**Exercise**. Print out each entry below exactly, please.

[Extracts from a graphics dataset]
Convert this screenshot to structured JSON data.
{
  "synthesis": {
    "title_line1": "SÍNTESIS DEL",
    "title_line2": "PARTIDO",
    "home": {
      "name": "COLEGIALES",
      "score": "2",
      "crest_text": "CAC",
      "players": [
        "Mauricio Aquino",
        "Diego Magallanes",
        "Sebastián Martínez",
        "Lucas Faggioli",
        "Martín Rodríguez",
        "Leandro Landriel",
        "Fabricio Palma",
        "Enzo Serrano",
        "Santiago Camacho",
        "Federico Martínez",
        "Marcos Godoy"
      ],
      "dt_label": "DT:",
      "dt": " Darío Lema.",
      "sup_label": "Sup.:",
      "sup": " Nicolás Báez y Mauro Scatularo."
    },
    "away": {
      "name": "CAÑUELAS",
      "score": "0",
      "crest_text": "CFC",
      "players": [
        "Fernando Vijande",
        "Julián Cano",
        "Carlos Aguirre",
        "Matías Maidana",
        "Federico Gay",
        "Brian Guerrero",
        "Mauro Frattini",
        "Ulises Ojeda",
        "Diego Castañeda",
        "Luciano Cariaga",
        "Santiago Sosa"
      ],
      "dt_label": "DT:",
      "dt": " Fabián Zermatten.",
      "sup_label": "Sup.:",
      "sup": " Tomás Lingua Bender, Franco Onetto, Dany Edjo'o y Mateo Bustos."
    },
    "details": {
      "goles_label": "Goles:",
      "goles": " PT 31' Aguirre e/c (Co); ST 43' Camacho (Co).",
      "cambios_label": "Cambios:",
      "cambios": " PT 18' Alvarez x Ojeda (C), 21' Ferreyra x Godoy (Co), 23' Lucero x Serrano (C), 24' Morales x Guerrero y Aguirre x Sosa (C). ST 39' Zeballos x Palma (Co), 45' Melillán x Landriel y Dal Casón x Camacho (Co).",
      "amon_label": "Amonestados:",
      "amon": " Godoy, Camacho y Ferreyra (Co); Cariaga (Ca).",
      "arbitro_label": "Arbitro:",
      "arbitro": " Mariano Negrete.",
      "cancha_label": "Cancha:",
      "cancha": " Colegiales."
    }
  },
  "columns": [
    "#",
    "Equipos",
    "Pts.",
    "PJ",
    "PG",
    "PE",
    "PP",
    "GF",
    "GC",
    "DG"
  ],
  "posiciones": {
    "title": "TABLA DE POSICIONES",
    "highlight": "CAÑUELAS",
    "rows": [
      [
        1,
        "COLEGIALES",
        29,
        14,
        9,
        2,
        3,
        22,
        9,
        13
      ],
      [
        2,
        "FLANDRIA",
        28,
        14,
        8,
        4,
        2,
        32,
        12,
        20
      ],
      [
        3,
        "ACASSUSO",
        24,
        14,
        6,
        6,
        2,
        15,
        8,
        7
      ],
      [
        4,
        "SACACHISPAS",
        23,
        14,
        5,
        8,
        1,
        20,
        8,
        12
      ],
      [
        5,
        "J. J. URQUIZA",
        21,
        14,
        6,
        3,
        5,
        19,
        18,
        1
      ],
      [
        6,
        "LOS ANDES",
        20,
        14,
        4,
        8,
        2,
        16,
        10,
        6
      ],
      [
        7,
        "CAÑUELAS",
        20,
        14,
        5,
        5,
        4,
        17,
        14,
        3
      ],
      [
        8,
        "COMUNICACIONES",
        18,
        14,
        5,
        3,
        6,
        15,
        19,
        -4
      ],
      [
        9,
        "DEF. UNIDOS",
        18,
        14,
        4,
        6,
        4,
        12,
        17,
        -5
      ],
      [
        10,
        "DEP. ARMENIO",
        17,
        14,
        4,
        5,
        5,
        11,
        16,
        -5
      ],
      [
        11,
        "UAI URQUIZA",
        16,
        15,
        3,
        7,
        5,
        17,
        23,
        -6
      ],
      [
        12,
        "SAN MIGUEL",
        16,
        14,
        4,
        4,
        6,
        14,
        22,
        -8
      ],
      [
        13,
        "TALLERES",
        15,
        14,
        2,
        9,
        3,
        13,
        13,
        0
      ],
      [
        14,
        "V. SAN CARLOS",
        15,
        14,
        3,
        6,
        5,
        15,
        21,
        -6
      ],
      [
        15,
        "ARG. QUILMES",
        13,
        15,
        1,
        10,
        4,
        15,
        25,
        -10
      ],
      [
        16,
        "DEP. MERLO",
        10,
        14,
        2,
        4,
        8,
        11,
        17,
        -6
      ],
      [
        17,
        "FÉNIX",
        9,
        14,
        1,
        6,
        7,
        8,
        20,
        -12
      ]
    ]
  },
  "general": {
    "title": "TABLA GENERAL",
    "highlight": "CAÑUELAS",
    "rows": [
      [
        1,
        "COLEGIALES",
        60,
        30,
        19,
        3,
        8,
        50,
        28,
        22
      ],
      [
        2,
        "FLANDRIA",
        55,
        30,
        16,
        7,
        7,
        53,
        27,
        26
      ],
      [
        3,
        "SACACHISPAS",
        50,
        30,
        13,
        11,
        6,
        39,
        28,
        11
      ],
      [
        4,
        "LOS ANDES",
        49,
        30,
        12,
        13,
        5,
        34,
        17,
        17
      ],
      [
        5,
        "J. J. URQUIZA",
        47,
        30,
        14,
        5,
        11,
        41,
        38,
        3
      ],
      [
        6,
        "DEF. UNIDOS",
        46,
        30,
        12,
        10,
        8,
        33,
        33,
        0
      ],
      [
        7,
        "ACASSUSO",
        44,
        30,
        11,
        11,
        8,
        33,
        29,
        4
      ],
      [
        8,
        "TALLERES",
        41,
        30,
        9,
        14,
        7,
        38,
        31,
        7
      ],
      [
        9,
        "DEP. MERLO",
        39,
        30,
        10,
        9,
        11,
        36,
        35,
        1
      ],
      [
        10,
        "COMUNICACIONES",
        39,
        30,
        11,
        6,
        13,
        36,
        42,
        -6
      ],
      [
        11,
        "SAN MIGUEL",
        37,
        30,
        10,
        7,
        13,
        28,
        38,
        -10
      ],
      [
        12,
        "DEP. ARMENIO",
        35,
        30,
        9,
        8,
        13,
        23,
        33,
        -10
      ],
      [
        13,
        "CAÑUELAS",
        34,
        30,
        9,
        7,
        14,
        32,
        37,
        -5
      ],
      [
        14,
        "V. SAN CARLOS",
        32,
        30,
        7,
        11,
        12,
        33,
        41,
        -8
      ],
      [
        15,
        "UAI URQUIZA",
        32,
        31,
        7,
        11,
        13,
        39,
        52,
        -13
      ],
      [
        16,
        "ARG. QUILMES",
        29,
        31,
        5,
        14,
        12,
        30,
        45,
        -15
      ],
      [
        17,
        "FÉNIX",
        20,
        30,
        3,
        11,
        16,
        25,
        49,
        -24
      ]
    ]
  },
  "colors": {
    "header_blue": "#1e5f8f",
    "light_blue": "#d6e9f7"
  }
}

**Written response**.
Convert this screenshot to structured JSON data.
{
  "synthesis": {
    "title_line1": "SÍNTESIS DEL",
    "title_line2": "PARTIDO",
    "home": {
      "name": "COLEGIALES",
      "score": "2",
      "crest_text": "CAC",
      "players": [
        "Mauricio Aquino",
        "Diego Magallanes",
        "Sebastián Martínez",
        "Lucas Faggioli",
        "Martín Rodríguez",
        "Leandro Landriel",
        "Fabricio Palma",
        "Enzo Serrano",
        "Santiago Camacho",
        "Federico Martínez",
        "Marcos Godoy"
      ],
      "dt_label": "DT:",
      "dt": " Darío Lema.",
      "sup_label": "Sup.:",
      "sup": " Nicolás Báez y Mauro Scatularo."
    },
    "away": {
      "name": "CAÑUELAS",
      "score": "0",
      "crest_text": "CFC",
      "players": [
        "Fernando Vijande",
        "Julián Cano",
        "Carlos Aguirre",
        "Matías Maidana",
        "Federico Gay",
        "Brian Guerrero",
        "Mauro Frattini",
        "Ulises Ojeda",
        "Diego Castañeda",
        "Luciano Cariaga",
        "Santiago Sosa"
      ],
      "dt_label": "DT:",
      "dt": " Fabián Zermatten.",
      "sup_label": "Sup.:",
      "sup": " Tomás Lingua Bender, Franco Onetto, Dany Edjo'o y Mateo Bustos."
    },
    "details": {
      "goles_label": "Goles:",
      "goles": " PT 31' Aguirre e/c (Co); ST 43' Camacho (Co).",
      "cambios_label": "Cambios:",
      "cambios": " PT 18' Alvarez x Ojeda (C), 21' Ferreyra x Godoy (Co), 23' Lucero x Serrano (C), 24' Morales x Guerrero y Aguirre x Sosa (C). ST 39' Zeballos x Palma (Co), 45' Melillán x Landriel y Dal Casón x Camacho (Co).",
      "amon_label": "Amonestados:",
      "amon": " Godoy, Camacho y Ferreyra (Co); Cariaga (Ca).",
      "arbitro_label": "Arbitro:",
      "arbitro": " Mariano Negrete.",
      "cancha_label": "Cancha:",
      "cancha": " Colegiales."
    }
  },
  "columns": [
    "#",
    "Equipos",
    "Pts.",
    "PJ",
    "PG",
    "PE",
    "PP",
    "GF",
    "GC",
    "DG"
  ],
  "posiciones": {
    "title": "TABLA DE POSICIONES",
    "highlight": "CAÑUELAS",
    "rows": [
      [
        1,
        "COLEGIALES",
        29,
        14,
        9,
        2,
        3,
        22,
        9,
        13
      ],
      [
        2,
        "FLANDRIA",
        28,
        14,
        8,
        4,
        2,
        32,
        12,
        20
      ],
      [
        3,
        "ACASSUSO",
        24,
        14,
        6,
        6,
        2,
        15,
        8,
        7
      ],
      [
        4,
        "SACACHISPAS",
        23,
        14,
        5,
        8,
        1,
        20,
        8,
        12
      ],
      [
        5,
        "J. J. URQUIZA",
        21,
        14,
        6,
        3,
        5,
        19,
        18,
        1
      ],
      [
        6,
        "LOS ANDES",
        20,
        14,
        4,
        8,
        2,
        16,
        10,
        6
      ],
      [
        7,
        "CAÑUELAS",
        20,
        14,
        5,
        5,
        4,
        17,
        14,
        3
      ],
      [
        8,
        "COMUNICACIONES",
        18,
        14,
        5,
        3,
        6,
        15,
        19,
        -4
      ],
      [
        9,
        "DEF. UNIDOS",
        18,
        14,
        4,
        6,
        4,
        12,
        17,
        -5
      ],
      [
        10,
        "DEP. ARMENIO",
        17,
        14,
        4,
        5,
        5,
        11,
        16,
        -5
      ],
      [
        11,
        "UAI URQUIZA",
        16,
        15,
        3,
        7,
        5,
        17,
        23,
        -6
      ],
      [
        12,
        "SAN MIGUEL",
        16,
        14,
        4,
        4,
        6,
        14,
        22,
        -8
      ],
      [
        13,
        "TALLERES",
        15,
        14,
        2,
        9,
        3,
        13,
        13,
        0
      ],
      [
        14,
        "V. SAN CARLOS",
        15,
        14,
        3,
        6,
        5,
        15,
        21,
        -6
      ],
      [
        15,
        "ARG. QUILMES",
        13,
        15,
        1,
        10,
        4,
        15,
        25,
        -10
      ],
      [
        16,
        "DEP. MERLO",
        10,
        14,
        2,
        4,
        8,
        11,
        17,
        -6
      ],
      [
        17,
        "FÉNIX",
        9,
        14,
        1,
        6,
        7,
        8,
        20,
        -12
      ]
    ]
  },
  "general": {
    "title": "TABLA GENERAL",
    "highlight": "CAÑUELAS",
    "rows": [
      [
        1,
        "COLEGIALES",
        60,
        30,
        19,
        3,
        8,
        50,
        28,
        22
      ],
      [
        2,
        "FLANDRIA",
        55,
        30,
        16,
        7,
        7,
        53,
        27,
        26
      ],
      [
        3,
        "SACACHISPAS",
        50,
        30,
        13,
        11,
        6,
        39,
        28,
        11
      ],
      [
        4,
        "LOS ANDES",
        49,
        30,
        12,
        13,
        5,
        34,
        17,
        17
      ],
      [
        5,
        "J. J. URQUIZA",
        47,
        30,
        14,
        5,
        11,
        41,
        38,
        3
      ],
      [
        6,
        "DEF. UNIDOS",
        46,
        30,
        12,
        10,
        8,
        33,
        33,
        0
      ],
      [
        7,
        "ACASSUSO",
        44,
        30,
        11,
        11,
        8,
        33,
        29,
        4
      ],
      [
        8,
        "TALLERES",
        41,
        30,
        9,
        14,
        7,
        38,
        31,
        7
      ],
      [
        9,
        "DEP. MERLO",
        39,
        30,
        10,
        9,
        11,
        36,
        35,
        1
      ],
      [
        10,
        "COMUNICACIONES",
        39,
        30,
        11,
        6,
        13,
        36,
        42,
        -6
      ],
      [
        11,
        "SAN MIGUEL",
        37,
        30,
        10,
        7,
        13,
        28,
        38,
        -10
      ],
      [
        12,
        "DEP. ARMENIO",
        35,
        30,
        9,
        8,
        13,
        23,
        33,
        -10
      ],
      [
        13,
        "CAÑUELAS",
        34,
        30,
        9,
        7,
        14,
        32,
        37,
        -5
      ],
      [
        14,
        "V. SAN CARLOS",
        32,
        30,
        7,
        11,
        12,
        33,
        41,
        -8
      ],
      [
        15,
        "UAI URQUIZA",
        32,
        31,
        7,
        11,
        13,
        39,
        52,
        -13
      ],
      [
        16,
        "ARG. QUILMES",
        29,
        31,
        5,
        14,
        12,
        30,
        45,
        -15
      ],
      [
        17,
        "FÉNIX",
        20,
        30,
        3,
        11,
        16,
        25,
        49,
        -24
      ]
    ]
  },
  "colors": {
    "header_blue": "#1e5f8f",
    "light_blue": "#d6e9f7"
  }
}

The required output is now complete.